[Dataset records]
## begin

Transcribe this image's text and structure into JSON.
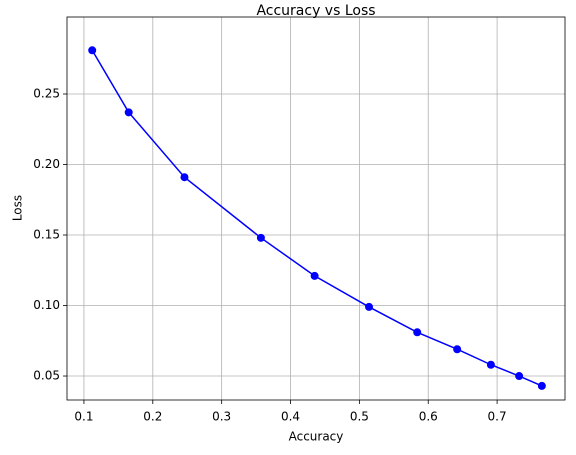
{
  "chart_data": {
    "type": "line",
    "title": "Accuracy vs Loss",
    "x_label": "Accuracy",
    "y_label": "Loss",
    "x": [
      0.112,
      0.165,
      0.246,
      0.357,
      0.435,
      0.514,
      0.584,
      0.642,
      0.691,
      0.732,
      0.765
    ],
    "series": [
      {
        "name": "Loss",
        "color": "#0000ff",
        "values": [
          0.281,
          0.237,
          0.191,
          0.148,
          0.121,
          0.099,
          0.081,
          0.069,
          0.058,
          0.05,
          0.043
        ]
      }
    ],
    "xlim": [
      0.0754,
      0.7986
    ],
    "xticks": [
      0.1,
      0.2,
      0.3,
      0.4,
      0.5,
      0.6,
      0.7
    ],
    "ylim": [
      0.033,
      0.3046
    ],
    "yticks": [
      0.05,
      {
        "value": 0.1,
        "label": "0.10"
      },
      0.15,
      {
        "value": 0.2,
        "label": "0.20"
      },
      0.25
    ],
    "grid": true,
    "marker": "circle"
  }
}
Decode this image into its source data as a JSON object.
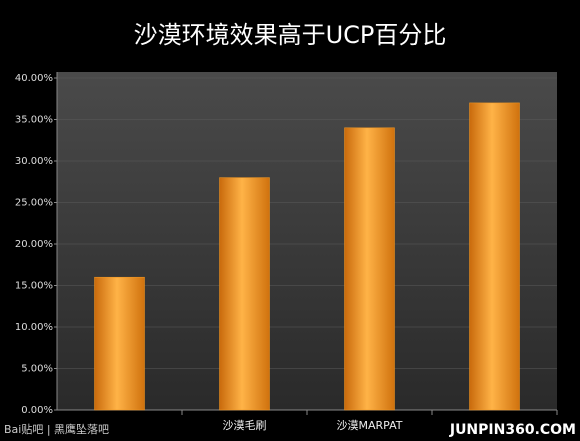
{
  "chart_data": {
    "type": "bar",
    "title": "沙漠环境效果高于UCP百分比",
    "categories": [
      null,
      "沙漠毛刷",
      "沙漠MARPAT",
      null
    ],
    "values": [
      16,
      28,
      34,
      37
    ],
    "color": "#f59a23",
    "ylim": [
      0,
      40
    ],
    "yticks": [
      {
        "value": 0,
        "label": "0.00%"
      },
      {
        "value": 5,
        "label": "5.00%"
      },
      {
        "value": 10,
        "label": "10.00%"
      },
      {
        "value": 15,
        "label": "15.00%"
      },
      {
        "value": 20,
        "label": "20.00%"
      },
      {
        "value": 25,
        "label": "25.00%"
      },
      {
        "value": 30,
        "label": "30.00%"
      },
      {
        "value": 35,
        "label": "35.00%"
      },
      {
        "value": 40,
        "label": "40.00%"
      }
    ],
    "grid": true,
    "annotations": [
      "Bai贴吧 | 黑鹰坠落吧",
      "JUNPIN360.COM"
    ]
  }
}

## end

Take the line that contains "Decode this image" and every line after it up to the end of the records above, and restate them exactly, without the pictures.

Decode this image into its source data as a JSON object.
{
  "chart_data": {
    "type": "bar",
    "title": "沙漠环境效果高于UCP百分比",
    "categories": [
      null,
      "沙漠毛刷",
      "沙漠MARPAT",
      null
    ],
    "values": [
      16,
      28,
      34,
      37
    ],
    "color": "#f59a23",
    "ylim": [
      0,
      40
    ],
    "yticks": [
      {
        "value": 0,
        "label": "0.00%"
      },
      {
        "value": 5,
        "label": "5.00%"
      },
      {
        "value": 10,
        "label": "10.00%"
      },
      {
        "value": 15,
        "label": "15.00%"
      },
      {
        "value": 20,
        "label": "20.00%"
      },
      {
        "value": 25,
        "label": "25.00%"
      },
      {
        "value": 30,
        "label": "30.00%"
      },
      {
        "value": 35,
        "label": "35.00%"
      },
      {
        "value": 40,
        "label": "40.00%"
      }
    ],
    "grid": true,
    "annotations": [
      "Bai贴吧 | 黑鹰坠落吧",
      "JUNPIN360.COM"
    ]
  }
}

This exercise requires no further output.